**Exercise task:** Report every line from the material that contains the word "conc".

**Figure record listings:**
################

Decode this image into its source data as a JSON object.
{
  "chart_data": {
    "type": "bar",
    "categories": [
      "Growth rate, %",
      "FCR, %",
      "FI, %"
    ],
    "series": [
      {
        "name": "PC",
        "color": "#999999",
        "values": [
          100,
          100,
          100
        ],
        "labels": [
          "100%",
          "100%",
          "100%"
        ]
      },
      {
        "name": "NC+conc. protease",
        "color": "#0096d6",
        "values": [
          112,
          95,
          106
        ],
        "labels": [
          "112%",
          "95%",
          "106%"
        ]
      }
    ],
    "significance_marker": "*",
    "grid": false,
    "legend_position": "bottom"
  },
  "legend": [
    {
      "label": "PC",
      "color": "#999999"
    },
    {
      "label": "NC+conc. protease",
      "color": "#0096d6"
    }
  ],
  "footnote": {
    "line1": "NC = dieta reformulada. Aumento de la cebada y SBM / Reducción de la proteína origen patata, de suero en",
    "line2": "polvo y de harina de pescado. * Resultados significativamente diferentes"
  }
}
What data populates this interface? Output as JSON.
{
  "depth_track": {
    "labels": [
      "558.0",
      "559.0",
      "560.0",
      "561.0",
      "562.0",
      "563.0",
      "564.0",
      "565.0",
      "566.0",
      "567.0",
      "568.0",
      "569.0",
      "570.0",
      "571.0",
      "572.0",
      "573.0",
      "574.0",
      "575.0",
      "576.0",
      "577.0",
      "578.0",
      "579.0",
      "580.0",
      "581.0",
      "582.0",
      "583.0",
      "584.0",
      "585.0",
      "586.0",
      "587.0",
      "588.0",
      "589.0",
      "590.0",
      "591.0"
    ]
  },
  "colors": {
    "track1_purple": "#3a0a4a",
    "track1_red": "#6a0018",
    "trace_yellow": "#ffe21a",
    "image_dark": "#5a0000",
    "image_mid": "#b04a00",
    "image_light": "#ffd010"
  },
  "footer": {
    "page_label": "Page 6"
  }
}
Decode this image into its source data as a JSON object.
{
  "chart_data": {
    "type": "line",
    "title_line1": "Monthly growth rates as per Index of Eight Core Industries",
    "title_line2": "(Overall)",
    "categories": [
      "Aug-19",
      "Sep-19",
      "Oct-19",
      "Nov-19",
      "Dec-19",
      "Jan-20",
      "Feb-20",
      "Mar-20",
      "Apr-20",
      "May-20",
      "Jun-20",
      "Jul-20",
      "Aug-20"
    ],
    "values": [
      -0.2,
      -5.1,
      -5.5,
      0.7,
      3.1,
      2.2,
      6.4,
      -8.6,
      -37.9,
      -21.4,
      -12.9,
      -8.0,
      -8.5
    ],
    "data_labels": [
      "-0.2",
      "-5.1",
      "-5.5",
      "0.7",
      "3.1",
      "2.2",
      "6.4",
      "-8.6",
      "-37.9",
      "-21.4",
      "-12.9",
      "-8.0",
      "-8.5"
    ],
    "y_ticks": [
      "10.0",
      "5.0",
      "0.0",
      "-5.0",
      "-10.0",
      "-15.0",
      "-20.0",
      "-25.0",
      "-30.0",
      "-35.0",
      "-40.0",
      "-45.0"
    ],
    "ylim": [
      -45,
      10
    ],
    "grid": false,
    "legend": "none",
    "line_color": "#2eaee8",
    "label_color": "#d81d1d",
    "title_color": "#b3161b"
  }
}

################

**Written solution:**
        "name": "NC+conc. protease",
      "label": "NC+conc. protease",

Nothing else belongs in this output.